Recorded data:
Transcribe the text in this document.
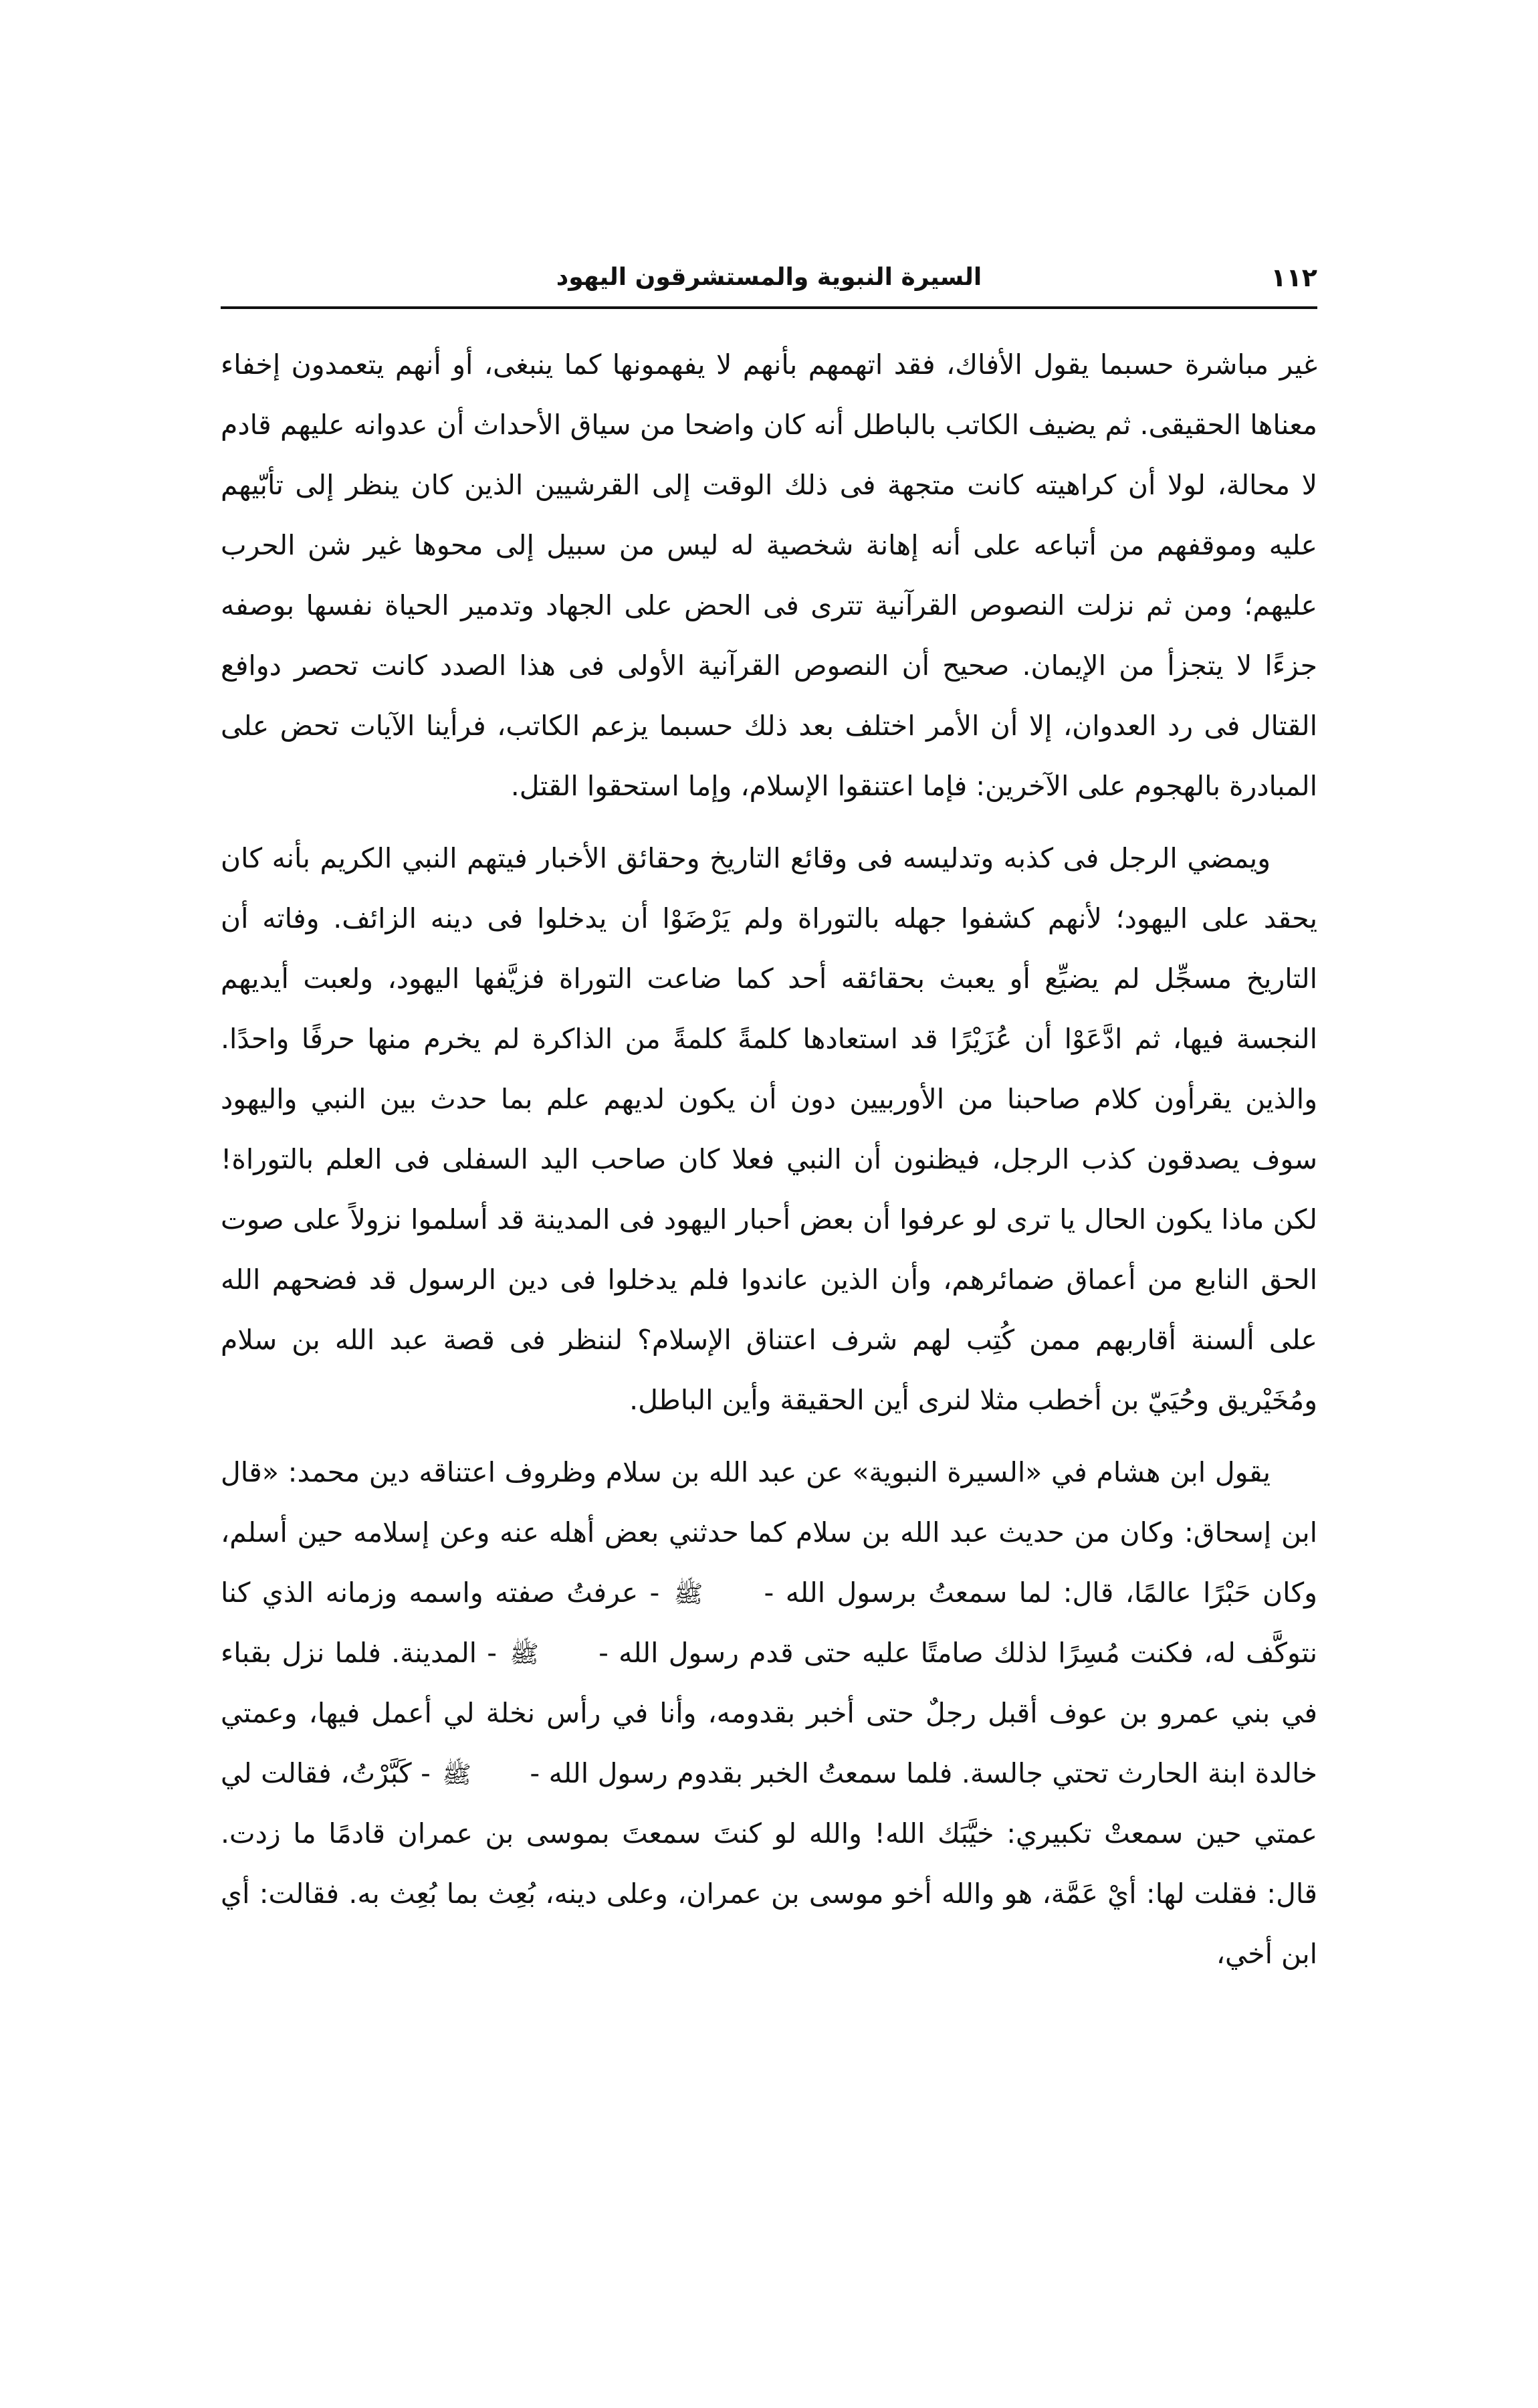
١١٢
السيرة النبوية والمستشرقون اليهود

غير مباشرة حسبما يقول الأفاك، فقد اتهمهم بأنهم لا يفهمونها كما ينبغى، أو أنهم يتعمدون إخفاء معناها الحقيقى. ثم يضيف الكاتب بالباطل أنه كان واضحا من سياق الأحداث أن عدوانه عليهم قادم لا محالة، لولا أن كراهيته كانت متجهة فى ذلك الوقت إلى القرشيين الذين كان ينظر إلى تأبّيهم عليه وموقفهم من أتباعه على أنه إهانة شخصية له ليس من سبيل إلى محوها غير شن الحرب عليهم؛ ومن ثم نزلت النصوص القرآنية تترى فى الحض على الجهاد وتدمير الحياة نفسها بوصفه جزءًا لا يتجزأ من الإيمان. صحيح أن النصوص القرآنية الأولى فى هذا الصدد كانت تحصر دوافع القتال فى رد العدوان، إلا أن الأمر اختلف بعد ذلك حسبما يزعم الكاتب، فرأينا الآيات تحض على المبادرة بالهجوم على الآخرين: فإما اعتنقوا الإسلام، وإما استحقوا القتل.

ويمضي الرجل فى كذبه وتدليسه فى وقائع التاريخ وحقائق الأخبار فيتهم النبي الكريم بأنه كان يحقد على اليهود؛ لأنهم كشفوا جهله بالتوراة ولم يَرْضَوْا أن يدخلوا فى دينه الزائف. وفاته أن التاريخ مسجِّل لم يضيِّع أو يعبث بحقائقه أحد كما ضاعت التوراة فزيَّفها اليهود، ولعبت أيديهم النجسة فيها، ثم ادَّعَوْا أن عُزَيْرًا قد استعادها كلمةً كلمةً من الذاكرة لم يخرم منها حرفًا واحدًا. والذين يقرأون كلام صاحبنا من الأوربيين دون أن يكون لديهم علم بما حدث بين النبي واليهود سوف يصدقون كذب الرجل، فيظنون أن النبي فعلا كان صاحب اليد السفلى فى العلم بالتوراة! لكن ماذا يكون الحال يا ترى لو عرفوا أن بعض أحبار اليهود فى المدينة قد أسلموا نزولاً على صوت الحق النابع من أعماق ضمائرهم، وأن الذين عاندوا فلم يدخلوا فى دين الرسول قد فضحهم الله على ألسنة أقاربهم ممن كُتِب لهم شرف اعتناق الإسلام؟ لننظر فى قصة عبد الله بن سلام ومُخَيْريق وحُيَيّ بن أخطب مثلا لنرى أين الحقيقة وأين الباطل.

يقول ابن هشام في «السيرة النبوية» عن عبد الله بن سلام وظروف اعتناقه دين محمد: «قال ابن إسحاق: وكان من حديث عبد الله بن سلام كما حدثني بعض أهله عنه وعن إسلامه حين أسلم، وكان حَبْرًا عالمًا، قال: لما سمعتُ برسول الله - ﷺ - عرفتُ صفته واسمه وزمانه الذي كنا نتوكَّف له، فكنت مُسِرًا لذلك صامتًا عليه حتى قدم رسول الله - ﷺ - المدينة. فلما نزل بقباء في بني عمرو بن عوف أقبل رجلٌ حتى أخبر بقدومه، وأنا في رأس نخلة لي أعمل فيها، وعمتي خالدة ابنة الحارث تحتي جالسة. فلما سمعتُ الخبر بقدوم رسول الله - ﷺ - كَبَّرْتُ، فقالت لي عمتي حين سمعتْ تكبيري: خيَّبَك الله! والله لو كنتَ سمعتَ بموسى بن عمران قادمًا ما زدت. قال: فقلت لها: أيْ عَمَّة، هو والله أخو موسى بن عمران، وعلى دينه، بُعِث بما بُعِث به. فقالت: أي ابن أخي،
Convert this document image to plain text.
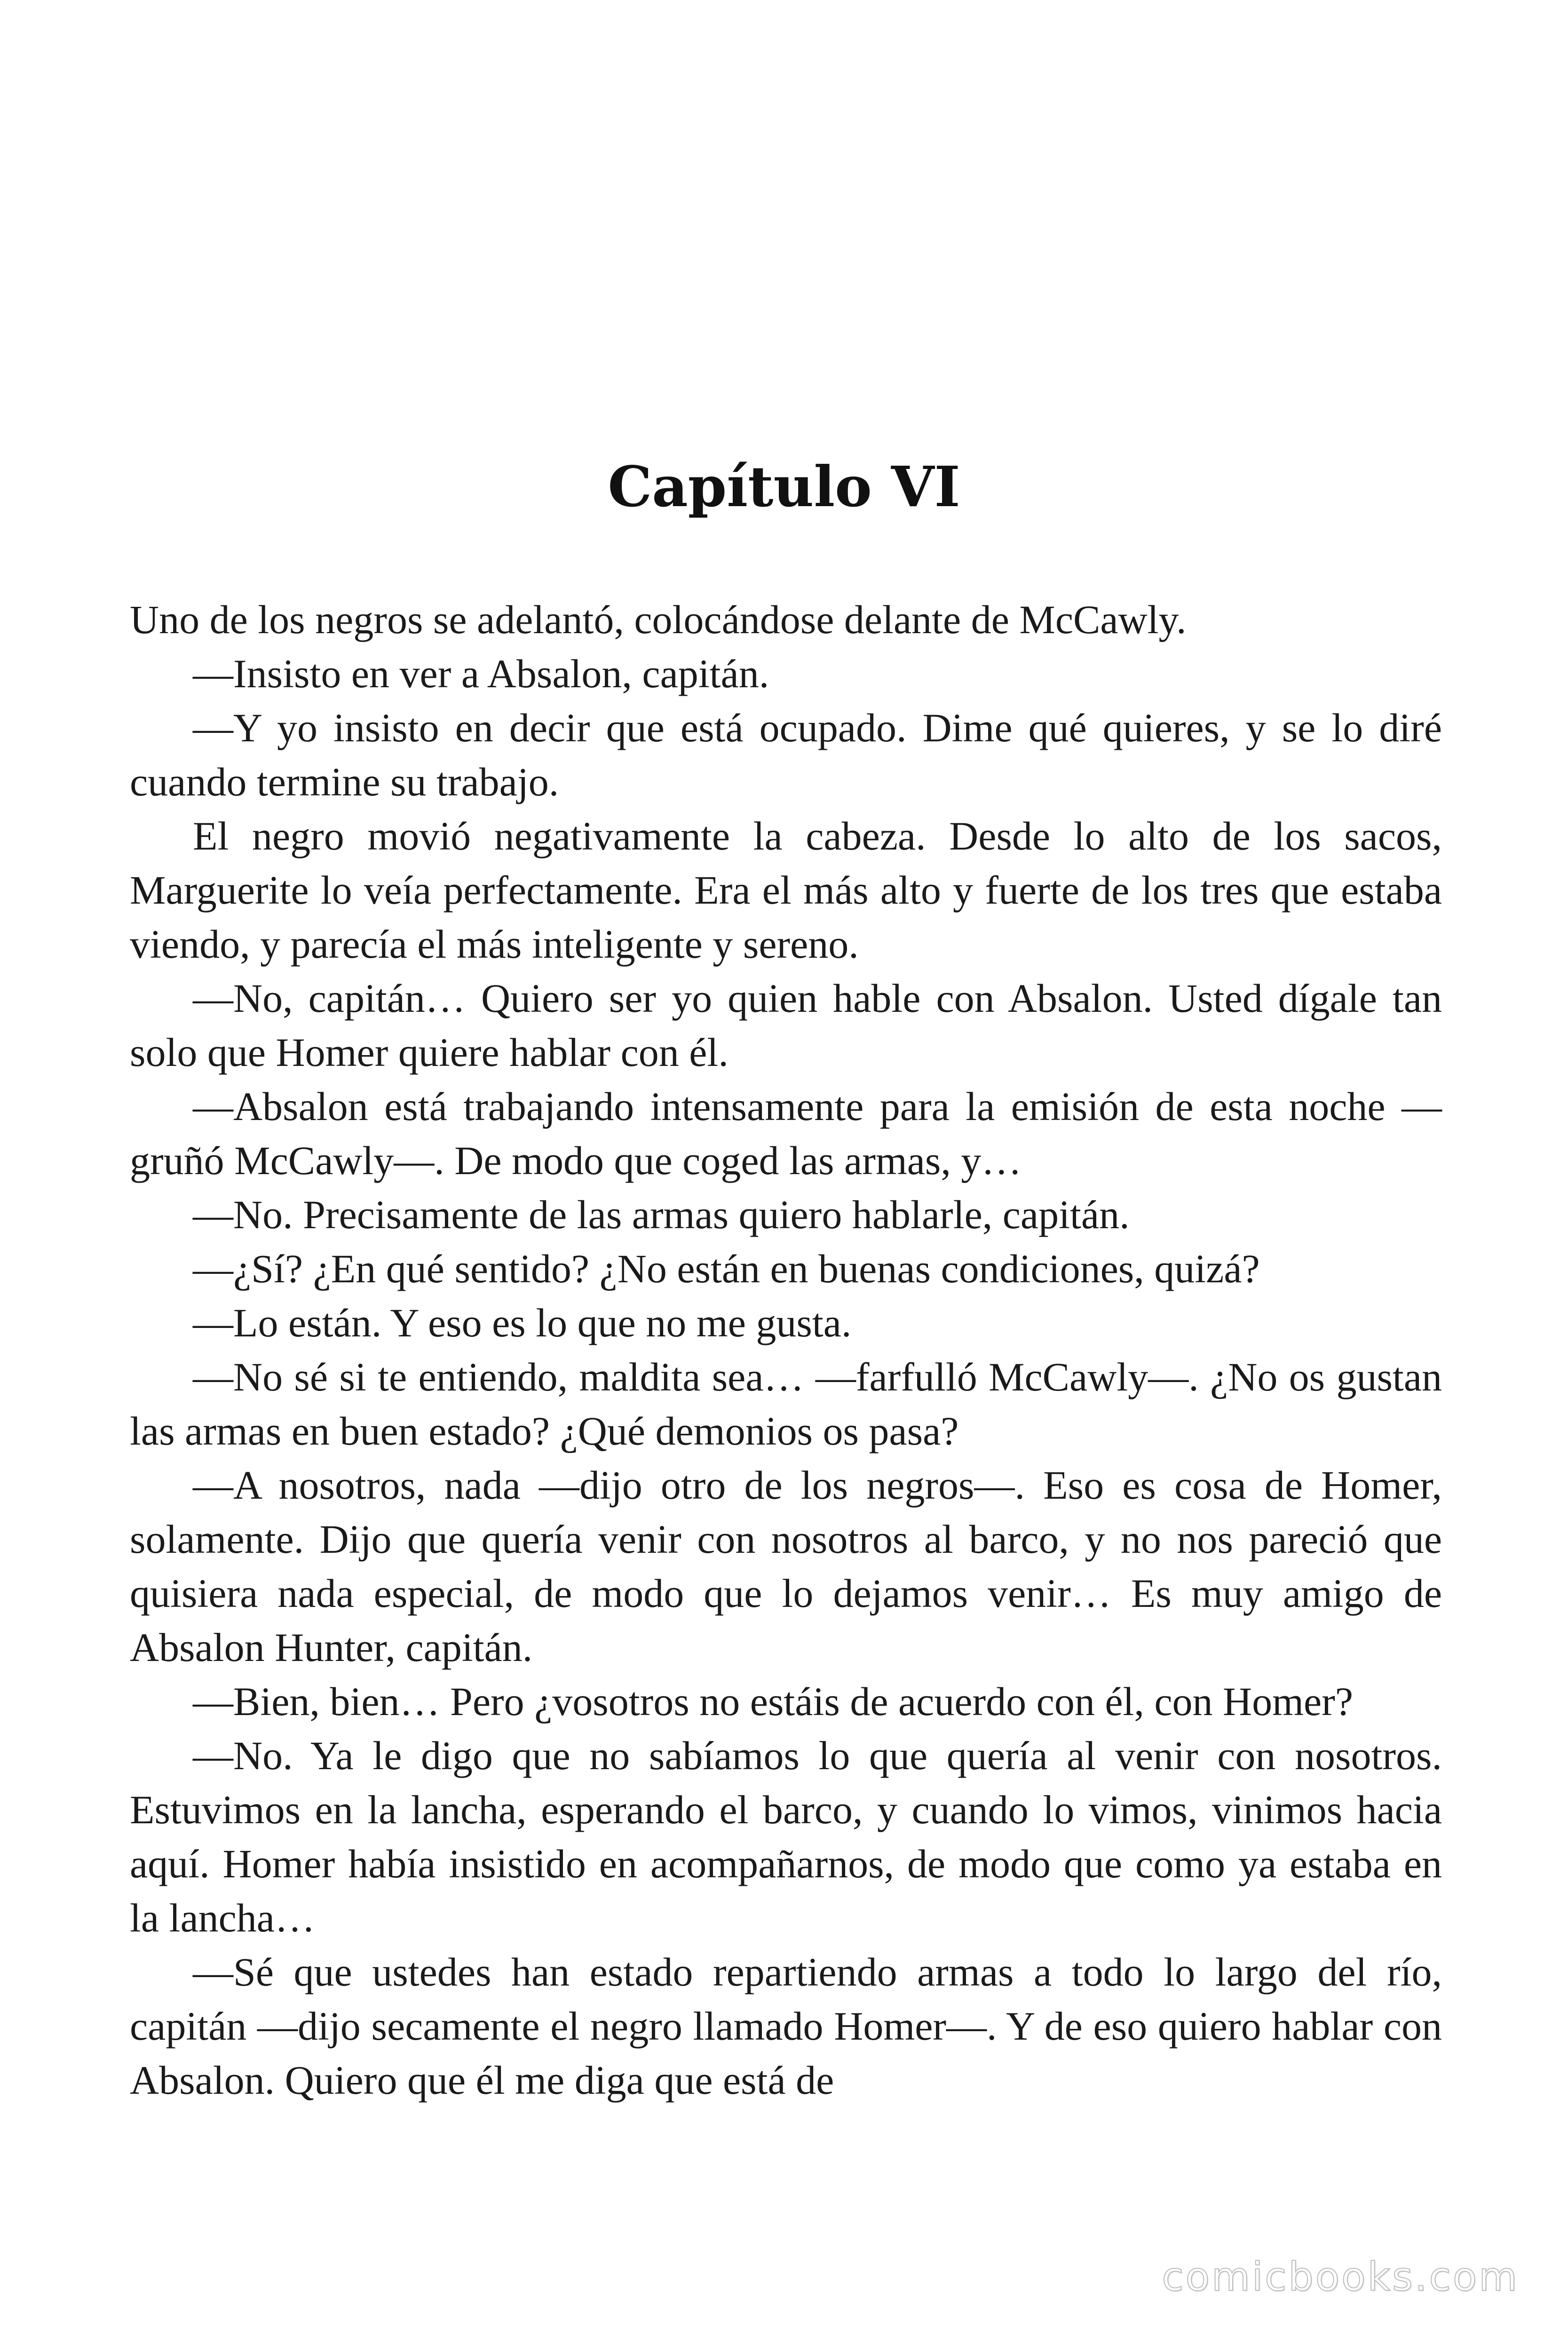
Capítulo VI

Uno de los negros se adelantó, colocándose delante de McCawly.

—Insisto en ver a Absalon, capitán.

—Y yo insisto en decir que está ocupado. Dime qué quieres, y se lo diré cuando termine su trabajo.

El negro movió negativamente la cabeza. Desde lo alto de los sacos, Marguerite lo veía perfectamente. Era el más alto y fuerte de los tres que estaba viendo, y parecía el más inteligente y sereno.

—No, capitán… Quiero ser yo quien hable con Absalon. Usted dígale tan solo que Homer quiere hablar con él.

—Absalon está trabajando intensamente para la emisión de esta noche —gruñó McCawly—. De modo que coged las armas, y…

—No. Precisamente de las armas quiero hablarle, capitán.

—¿Sí? ¿En qué sentido? ¿No están en buenas condiciones, quizá?

—Lo están. Y eso es lo que no me gusta.

—No sé si te entiendo, maldita sea… —farfulló McCawly—. ¿No os gustan las armas en buen estado? ¿Qué demonios os pasa?

—A nosotros, nada —dijo otro de los negros—. Eso es cosa de Homer, solamente. Dijo que quería venir con nosotros al barco, y no nos pareció que quisiera nada especial, de modo que lo dejamos venir… Es muy amigo de Absalon Hunter, capitán.

—Bien, bien… Pero ¿vosotros no estáis de acuerdo con él, con Homer?

—No. Ya le digo que no sabíamos lo que quería al venir con nosotros. Estuvimos en la lancha, esperando el barco, y cuando lo vimos, vinimos hacia aquí. Homer había insistido en acompañarnos, de modo que como ya estaba en la lancha…

—Sé que ustedes han estado repartiendo armas a todo lo largo del río, capitán —dijo secamente el negro llamado Homer—. Y de eso quiero hablar con Absalon. Quiero que él me diga que está de

comicbooks.com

• DIRECTIONS FOR THIS TASK
Reproduce each line of the entries in which the word "Homer" is found.

• FULL OUTPUT
—No, capitán… Quiero ser yo quien hable con Absalon. Usted dígale tan solo que Homer quiere hablar con él.
—A nosotros, nada —dijo otro de los negros—. Eso es cosa de Homer, solamente. Dijo que quería venir con nosotros al barco, y no nos pareció que quisiera nada especial, de modo que lo dejamos venir… Es muy amigo de Absalon Hunter, capitán.
—Bien, bien… Pero ¿vosotros no estáis de acuerdo con él, con Homer?
—No. Ya le digo que no sabíamos lo que quería al venir con nosotros. Estuvimos en la lancha, esperando el barco, y cuando lo vimos, vinimos hacia aquí. Homer había insistido en acompañarnos, de modo que como ya estaba en la lancha…
—Sé que ustedes han estado repartiendo armas a todo lo largo del río, capitán —dijo secamente el negro llamado Homer—. Y de eso quiero hablar con Absalon. Quiero que él me diga que está de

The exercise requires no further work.